GIVEN REQUEST: In the lines below, how many hold the word "Output"? Answer only with the number.

DATA FOR PROCESSING:

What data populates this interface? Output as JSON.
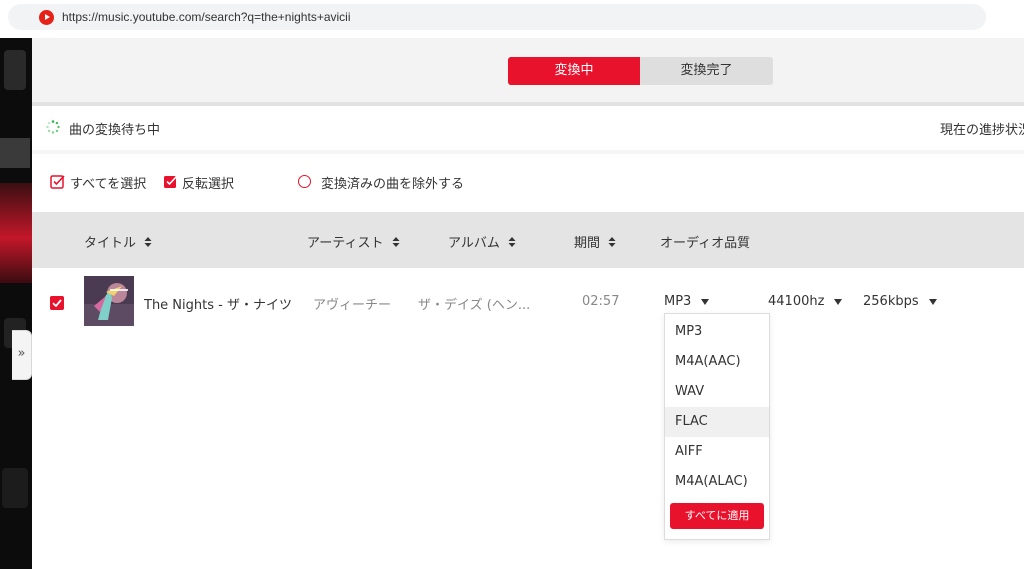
{
  "browser": {
    "url": "https://music.youtube.com/search?q=the+nights+avicii"
  },
  "tabs": {
    "converting": "変換中",
    "completed": "変換完了"
  },
  "status": {
    "waiting_text": "曲の変換待ち中",
    "progress_text": "現在の進捗状況"
  },
  "options": {
    "select_all": "すべてを選択",
    "invert_selection": "反転選択",
    "exclude_converted": "変換済みの曲を除外する"
  },
  "table": {
    "headers": {
      "title": "タイトル",
      "artist": "アーティスト",
      "album": "アルバム",
      "duration": "期間",
      "audio_quality": "オーディオ品質"
    },
    "rows": [
      {
        "checked": true,
        "title": "The Nights - ザ・ナイツ",
        "artist": "アヴィーチー",
        "album": "ザ・デイズ (ヘン...",
        "duration": "02:57",
        "format": "MP3",
        "sample_rate": "44100hz",
        "bitrate": "256kbps"
      }
    ]
  },
  "format_menu": {
    "items": [
      "MP3",
      "M4A(AAC)",
      "WAV",
      "FLAC",
      "AIFF",
      "M4A(ALAC)"
    ],
    "highlighted": "FLAC",
    "apply_all_label": "すべてに適用"
  },
  "colors": {
    "accent": "#e8122d",
    "header_bg": "#e4e4e4",
    "panel_bg": "#f3f3f3"
  },
  "icons": {
    "lock": "lock-icon",
    "youtube_music": "youtube-music-icon",
    "spinner": "loading-spinner-icon",
    "sort": "sort-updown-icon",
    "expand": "double-chevron-right-icon",
    "caret": "caret-down-icon"
  }
}
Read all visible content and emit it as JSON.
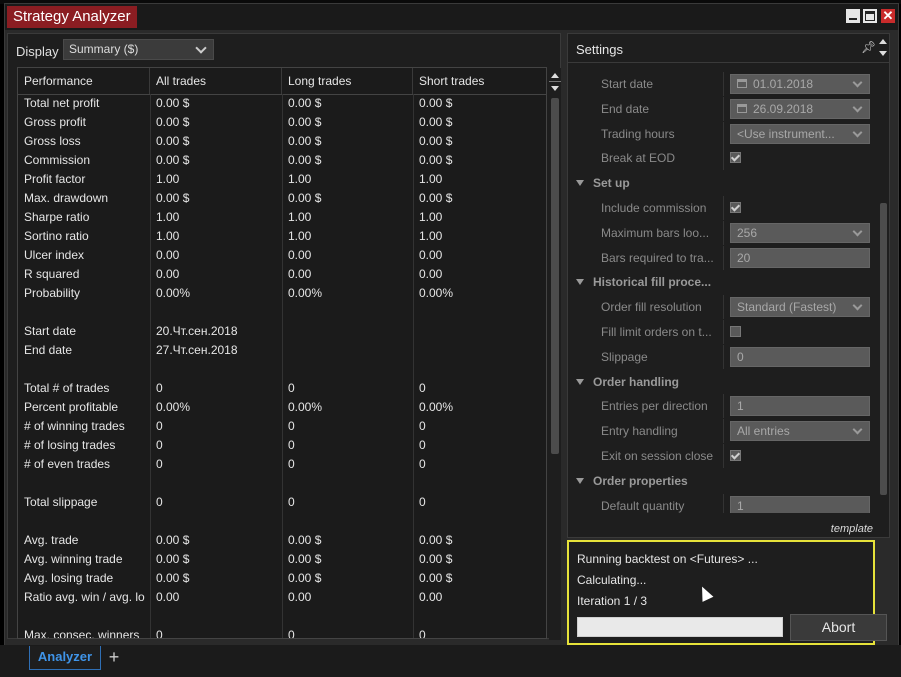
{
  "window": {
    "title": "Strategy Analyzer"
  },
  "display": {
    "label": "Display",
    "selected": "Summary ($)"
  },
  "grid": {
    "columns": [
      "Performance",
      "All trades",
      "Long trades",
      "Short trades"
    ],
    "rows": [
      [
        "Total net profit",
        "0.00 $",
        "0.00 $",
        "0.00 $"
      ],
      [
        "Gross profit",
        "0.00 $",
        "0.00 $",
        "0.00 $"
      ],
      [
        "Gross loss",
        "0.00 $",
        "0.00 $",
        "0.00 $"
      ],
      [
        "Commission",
        "0.00 $",
        "0.00 $",
        "0.00 $"
      ],
      [
        "Profit factor",
        "1.00",
        "1.00",
        "1.00"
      ],
      [
        "Max. drawdown",
        "0.00 $",
        "0.00 $",
        "0.00 $"
      ],
      [
        "Sharpe ratio",
        "1.00",
        "1.00",
        "1.00"
      ],
      [
        "Sortino ratio",
        "1.00",
        "1.00",
        "1.00"
      ],
      [
        "Ulcer index",
        "0.00",
        "0.00",
        "0.00"
      ],
      [
        "R squared",
        "0.00",
        "0.00",
        "0.00"
      ],
      [
        "Probability",
        "0.00%",
        "0.00%",
        "0.00%"
      ],
      [
        "",
        "",
        "",
        ""
      ],
      [
        "Start date",
        "20.Чт.сен.2018",
        "",
        ""
      ],
      [
        "End date",
        "27.Чт.сен.2018",
        "",
        ""
      ],
      [
        "",
        "",
        "",
        ""
      ],
      [
        "Total # of trades",
        "0",
        "0",
        "0"
      ],
      [
        "Percent profitable",
        "0.00%",
        "0.00%",
        "0.00%"
      ],
      [
        "# of winning trades",
        "0",
        "0",
        "0"
      ],
      [
        "# of losing trades",
        "0",
        "0",
        "0"
      ],
      [
        "# of even trades",
        "0",
        "0",
        "0"
      ],
      [
        "",
        "",
        "",
        ""
      ],
      [
        "Total slippage",
        "0",
        "0",
        "0"
      ],
      [
        "",
        "",
        "",
        ""
      ],
      [
        "Avg. trade",
        "0.00 $",
        "0.00 $",
        "0.00 $"
      ],
      [
        "Avg. winning trade",
        "0.00 $",
        "0.00 $",
        "0.00 $"
      ],
      [
        "Avg. losing trade",
        "0.00 $",
        "0.00 $",
        "0.00 $"
      ],
      [
        "Ratio avg. win / avg. lo",
        "0.00",
        "0.00",
        "0.00"
      ],
      [
        "",
        "",
        "",
        ""
      ],
      [
        "Max. consec. winners",
        "0",
        "0",
        "0"
      ]
    ]
  },
  "settings": {
    "title": "Settings",
    "pin_icon": "pin-icon",
    "items": [
      {
        "kind": "prop",
        "label": "Start date",
        "type": "date",
        "value": "01.01.2018"
      },
      {
        "kind": "prop",
        "label": "End date",
        "type": "date",
        "value": "26.09.2018"
      },
      {
        "kind": "prop",
        "label": "Trading hours",
        "type": "select",
        "value": "<Use instrument..."
      },
      {
        "kind": "prop",
        "label": "Break at EOD",
        "type": "check",
        "value": "checked"
      },
      {
        "kind": "section",
        "label": "Set up"
      },
      {
        "kind": "prop",
        "label": "Include commission",
        "type": "check",
        "value": "checked"
      },
      {
        "kind": "prop",
        "label": "Maximum bars loo...",
        "type": "select",
        "value": "256"
      },
      {
        "kind": "prop",
        "label": "Bars required to tra...",
        "type": "text",
        "value": "20"
      },
      {
        "kind": "section",
        "label": "Historical fill proce..."
      },
      {
        "kind": "prop",
        "label": "Order fill resolution",
        "type": "select",
        "value": "Standard (Fastest)"
      },
      {
        "kind": "prop",
        "label": "Fill limit orders on t...",
        "type": "check",
        "value": "unchecked"
      },
      {
        "kind": "prop",
        "label": "Slippage",
        "type": "text",
        "value": "0"
      },
      {
        "kind": "section",
        "label": "Order handling"
      },
      {
        "kind": "prop",
        "label": "Entries per direction",
        "type": "text",
        "value": "1"
      },
      {
        "kind": "prop",
        "label": "Entry handling",
        "type": "select",
        "value": "All entries"
      },
      {
        "kind": "prop",
        "label": "Exit on session close",
        "type": "check",
        "value": "checked"
      },
      {
        "kind": "section",
        "label": "Order properties"
      },
      {
        "kind": "prop",
        "label": "Default quantity",
        "type": "text",
        "value": "1"
      }
    ],
    "template_link": "template"
  },
  "progress": {
    "line1": "Running backtest on <Futures> ...",
    "line2": "Calculating...",
    "line3": "Iteration 1 / 3",
    "fraction": 0,
    "abort_label": "Abort",
    "border_color": "#e6e23a"
  },
  "tabs": {
    "active": "Analyzer",
    "add_icon": "+"
  }
}
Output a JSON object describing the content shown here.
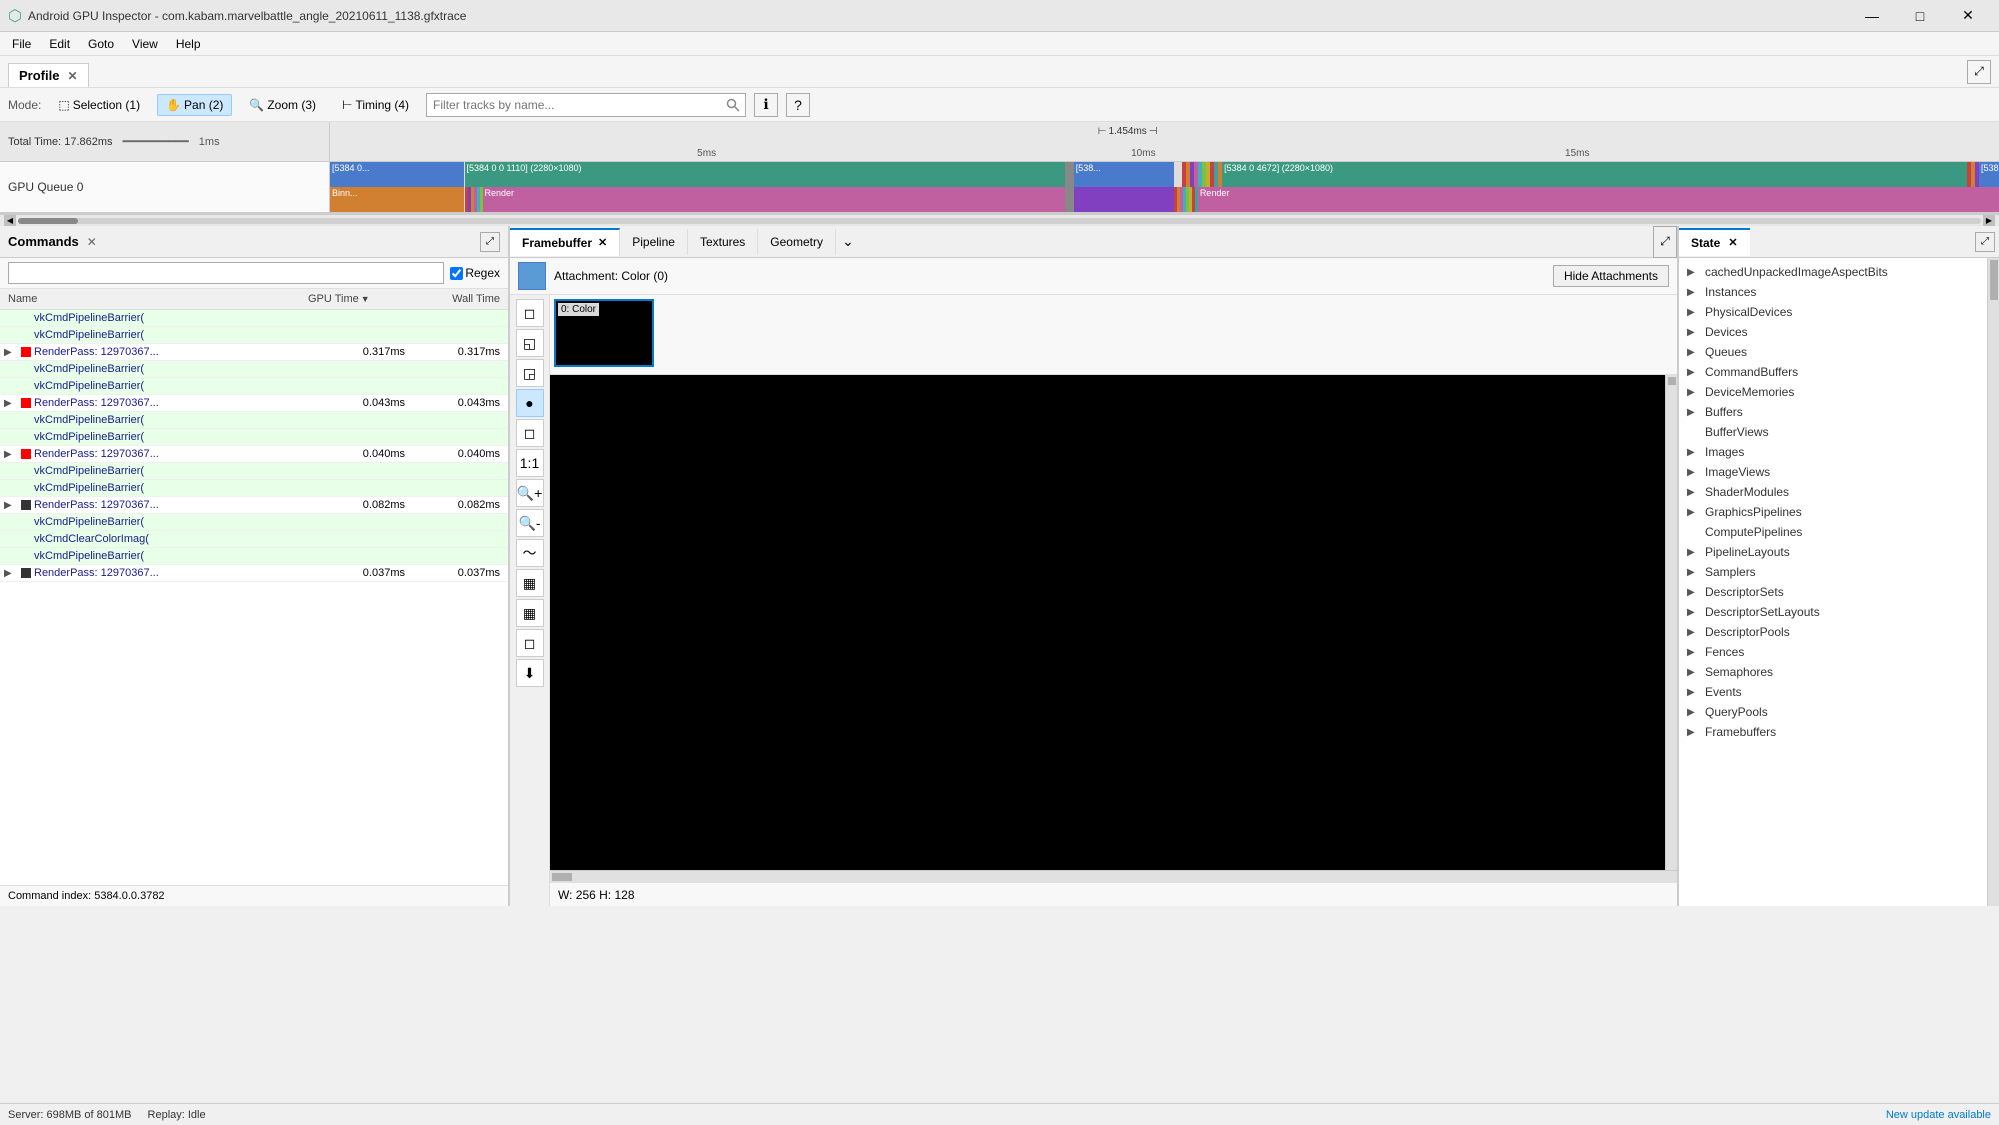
{
  "app": {
    "title": "Android GPU Inspector - com.kabam.marvelbattle_angle_20210611_1138.gfxtrace",
    "icon": "●"
  },
  "titlebar": {
    "minimize": "—",
    "maximize": "□",
    "close": "✕"
  },
  "menubar": {
    "items": [
      "File",
      "Edit",
      "Goto",
      "View",
      "Help"
    ]
  },
  "profile_tab": {
    "label": "Profile",
    "close": "✕"
  },
  "mode_toolbar": {
    "mode_label": "Mode:",
    "modes": [
      {
        "label": "Selection (1)",
        "icon": "⬚",
        "active": false
      },
      {
        "label": "Pan (2)",
        "icon": "✋",
        "active": true
      },
      {
        "label": "Zoom (3)",
        "icon": "🔍",
        "active": false
      },
      {
        "label": "Timing (4)",
        "icon": "⊢",
        "active": false
      }
    ],
    "filter_placeholder": "Filter tracks by name...",
    "info_btn": "ℹ",
    "help_btn": "?"
  },
  "timeline": {
    "total_time": "Total Time: 17.862ms",
    "scale": "1ms",
    "marks": [
      "5ms",
      "10ms",
      "15ms"
    ],
    "duration_indicator": "1.454ms",
    "duration_arrows": "⊢⊣"
  },
  "gpu_queue": {
    "label": "GPU Queue 0",
    "blocks_top": [
      {
        "text": "[5384 0...",
        "color": "blk-blue"
      },
      {
        "text": "[5384 0 0 1110] (2280×1080)",
        "color": "blk-teal"
      },
      {
        "text": "[538...",
        "color": "blk-blue"
      },
      {
        "text": "[5384 0 4672] (2280×1080)",
        "color": "blk-teal"
      },
      {
        "text": "[538...",
        "color": "blk-blue"
      }
    ],
    "blocks_bottom": [
      {
        "text": "Binn...",
        "color": "blk-orange"
      },
      {
        "text": "",
        "color": "blk-red"
      },
      {
        "text": "Render",
        "color": "blk-pink"
      },
      {
        "text": "",
        "color": "blk-red"
      },
      {
        "text": "Render",
        "color": "blk-pink"
      }
    ]
  },
  "commands_panel": {
    "title": "Commands",
    "close": "✕",
    "search_placeholder": "",
    "regex_label": "Regex",
    "columns": {
      "name": "Name",
      "gpu_time": "GPU Time",
      "wall_time": "Wall Time"
    },
    "rows": [
      {
        "indent": 1,
        "expand": false,
        "icon": "none",
        "name": "vkCmdPipelineBarrier(",
        "gpu_time": "",
        "wall_time": "",
        "green": true
      },
      {
        "indent": 1,
        "expand": false,
        "icon": "none",
        "name": "vkCmdPipelineBarrier(",
        "gpu_time": "",
        "wall_time": "",
        "green": true
      },
      {
        "indent": 1,
        "expand": true,
        "icon": "red",
        "name": "RenderPass: 12970367...",
        "gpu_time": "0.317ms",
        "wall_time": "0.317ms",
        "green": false
      },
      {
        "indent": 1,
        "expand": false,
        "icon": "none",
        "name": "vkCmdPipelineBarrier(",
        "gpu_time": "",
        "wall_time": "",
        "green": true
      },
      {
        "indent": 1,
        "expand": false,
        "icon": "none",
        "name": "vkCmdPipelineBarrier(",
        "gpu_time": "",
        "wall_time": "",
        "green": true
      },
      {
        "indent": 1,
        "expand": true,
        "icon": "red",
        "name": "RenderPass: 12970367...",
        "gpu_time": "0.043ms",
        "wall_time": "0.043ms",
        "green": false
      },
      {
        "indent": 1,
        "expand": false,
        "icon": "none",
        "name": "vkCmdPipelineBarrier(",
        "gpu_time": "",
        "wall_time": "",
        "green": true
      },
      {
        "indent": 1,
        "expand": false,
        "icon": "none",
        "name": "vkCmdPipelineBarrier(",
        "gpu_time": "",
        "wall_time": "",
        "green": true
      },
      {
        "indent": 1,
        "expand": true,
        "icon": "red",
        "name": "RenderPass: 12970367...",
        "gpu_time": "0.040ms",
        "wall_time": "0.040ms",
        "green": false
      },
      {
        "indent": 1,
        "expand": false,
        "icon": "none",
        "name": "vkCmdPipelineBarrier(",
        "gpu_time": "",
        "wall_time": "",
        "green": true
      },
      {
        "indent": 1,
        "expand": false,
        "icon": "none",
        "name": "vkCmdPipelineBarrier(",
        "gpu_time": "",
        "wall_time": "",
        "green": true
      },
      {
        "indent": 1,
        "expand": true,
        "icon": "dark",
        "name": "RenderPass: 12970367...",
        "gpu_time": "0.082ms",
        "wall_time": "0.082ms",
        "green": false
      },
      {
        "indent": 1,
        "expand": false,
        "icon": "none",
        "name": "vkCmdPipelineBarrier(",
        "gpu_time": "",
        "wall_time": "",
        "green": true
      },
      {
        "indent": 1,
        "expand": false,
        "icon": "none",
        "name": "vkCmdClearColorImag(",
        "gpu_time": "",
        "wall_time": "",
        "green": true
      },
      {
        "indent": 1,
        "expand": false,
        "icon": "none",
        "name": "vkCmdPipelineBarrier(",
        "gpu_time": "",
        "wall_time": "",
        "green": true
      },
      {
        "indent": 1,
        "expand": true,
        "icon": "dark",
        "name": "RenderPass: 12970367...",
        "gpu_time": "0.037ms",
        "wall_time": "0.037ms",
        "green": false
      }
    ],
    "command_index": "Command index: 5384.0.0.3782"
  },
  "framebuffer_panel": {
    "tabs": [
      "Framebuffer",
      "Pipeline",
      "Textures",
      "Geometry"
    ],
    "active_tab": "Framebuffer",
    "attachment_label": "Attachment: Color (0)",
    "hide_attachments_btn": "Hide Attachments",
    "tools": [
      "◻",
      "◱",
      "◲",
      "●",
      "◻2",
      "1:1",
      "🔍+",
      "🔍-",
      "〜",
      "▦",
      "▦2",
      "◻3",
      "⬇"
    ],
    "thumbnail": {
      "label": "0: Color",
      "bg": "#000"
    },
    "image_bg": "#000",
    "size_info": "W: 256 H: 128"
  },
  "state_panel": {
    "title": "State",
    "close": "✕",
    "items": [
      {
        "label": "cachedUnpackedImageAspectBits",
        "expandable": true
      },
      {
        "label": "Instances",
        "expandable": true
      },
      {
        "label": "PhysicalDevices",
        "expandable": true
      },
      {
        "label": "Devices",
        "expandable": true
      },
      {
        "label": "Queues",
        "expandable": true
      },
      {
        "label": "CommandBuffers",
        "expandable": true
      },
      {
        "label": "DeviceMemories",
        "expandable": true
      },
      {
        "label": "Buffers",
        "expandable": true
      },
      {
        "label": "BufferViews",
        "expandable": false
      },
      {
        "label": "Images",
        "expandable": true
      },
      {
        "label": "ImageViews",
        "expandable": true
      },
      {
        "label": "ShaderModules",
        "expandable": true
      },
      {
        "label": "GraphicsPipelines",
        "expandable": true
      },
      {
        "label": "ComputePipelines",
        "expandable": false
      },
      {
        "label": "PipelineLayouts",
        "expandable": true
      },
      {
        "label": "Samplers",
        "expandable": true
      },
      {
        "label": "DescriptorSets",
        "expandable": true
      },
      {
        "label": "DescriptorSetLayouts",
        "expandable": true
      },
      {
        "label": "DescriptorPools",
        "expandable": true
      },
      {
        "label": "Fences",
        "expandable": true
      },
      {
        "label": "Semaphores",
        "expandable": true
      },
      {
        "label": "Events",
        "expandable": true
      },
      {
        "label": "QueryPools",
        "expandable": true
      },
      {
        "label": "Framebuffers",
        "expandable": true
      }
    ]
  },
  "statusbar": {
    "server": "Server: 698MB of 801MB",
    "replay": "Replay: Idle",
    "update": "New update available"
  }
}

SOLUTION FOR THIS TASK: 2